** Begin EXCERPTED DATA **

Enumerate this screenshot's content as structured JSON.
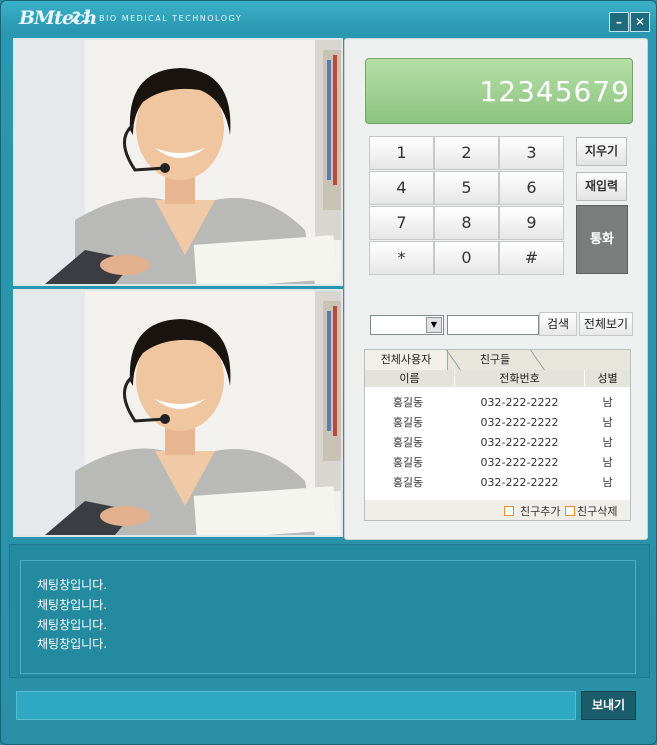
{
  "app": {
    "logo": "BMtech",
    "logo_number": "21",
    "subtitle": "BIO MEDICAL TECHNOLOGY",
    "minimize": "–",
    "close": "✕"
  },
  "dialpad": {
    "display": "12345679",
    "keys": [
      "1",
      "2",
      "3",
      "4",
      "5",
      "6",
      "7",
      "8",
      "9",
      "*",
      "0",
      "#"
    ],
    "erase_label": "지우기",
    "reenter_label": "재입력",
    "call_label": "통화"
  },
  "search": {
    "select_value": "",
    "input_value": "",
    "search_label": "검색",
    "view_all_label": "전체보기"
  },
  "friends": {
    "tabs": [
      "전체사용자",
      "친구들"
    ],
    "columns": [
      "이름",
      "전화번호",
      "성별"
    ],
    "rows": [
      {
        "name": "홍길동",
        "phone": "032-222-2222",
        "gender": "남"
      },
      {
        "name": "홍길동",
        "phone": "032-222-2222",
        "gender": "남"
      },
      {
        "name": "홍길동",
        "phone": "032-222-2222",
        "gender": "남"
      },
      {
        "name": "홍길동",
        "phone": "032-222-2222",
        "gender": "남"
      },
      {
        "name": "홍길동",
        "phone": "032-222-2222",
        "gender": "남"
      }
    ],
    "add_label": "친구추가",
    "delete_label": "친구삭제"
  },
  "chat": {
    "messages": [
      "채팅창입니다.",
      "채팅창입니다.",
      "채팅창입니다.",
      "채팅창입니다."
    ],
    "input_value": "",
    "send_label": "보내기"
  },
  "colors": {
    "window_bg": "#2a8fa6",
    "display_green": "#8cc47f",
    "call_button": "#7b7c7c",
    "checkbox_orange": "#f08a2a"
  }
}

** End EXCERPTED DATA **

Word for word, quote the lines above. Omit the pictures.

* **COMPLETED EXERCISE**
Enumerate this screenshot's content as structured JSON.
{
  "app": {
    "logo": "BMtech",
    "logo_number": "21",
    "subtitle": "BIO MEDICAL TECHNOLOGY",
    "minimize": "–",
    "close": "✕"
  },
  "dialpad": {
    "display": "12345679",
    "keys": [
      "1",
      "2",
      "3",
      "4",
      "5",
      "6",
      "7",
      "8",
      "9",
      "*",
      "0",
      "#"
    ],
    "erase_label": "지우기",
    "reenter_label": "재입력",
    "call_label": "통화"
  },
  "search": {
    "select_value": "",
    "input_value": "",
    "search_label": "검색",
    "view_all_label": "전체보기"
  },
  "friends": {
    "tabs": [
      "전체사용자",
      "친구들"
    ],
    "columns": [
      "이름",
      "전화번호",
      "성별"
    ],
    "rows": [
      {
        "name": "홍길동",
        "phone": "032-222-2222",
        "gender": "남"
      },
      {
        "name": "홍길동",
        "phone": "032-222-2222",
        "gender": "남"
      },
      {
        "name": "홍길동",
        "phone": "032-222-2222",
        "gender": "남"
      },
      {
        "name": "홍길동",
        "phone": "032-222-2222",
        "gender": "남"
      },
      {
        "name": "홍길동",
        "phone": "032-222-2222",
        "gender": "남"
      }
    ],
    "add_label": "친구추가",
    "delete_label": "친구삭제"
  },
  "chat": {
    "messages": [
      "채팅창입니다.",
      "채팅창입니다.",
      "채팅창입니다.",
      "채팅창입니다."
    ],
    "input_value": "",
    "send_label": "보내기"
  },
  "colors": {
    "window_bg": "#2a8fa6",
    "display_green": "#8cc47f",
    "call_button": "#7b7c7c",
    "checkbox_orange": "#f08a2a"
  }
}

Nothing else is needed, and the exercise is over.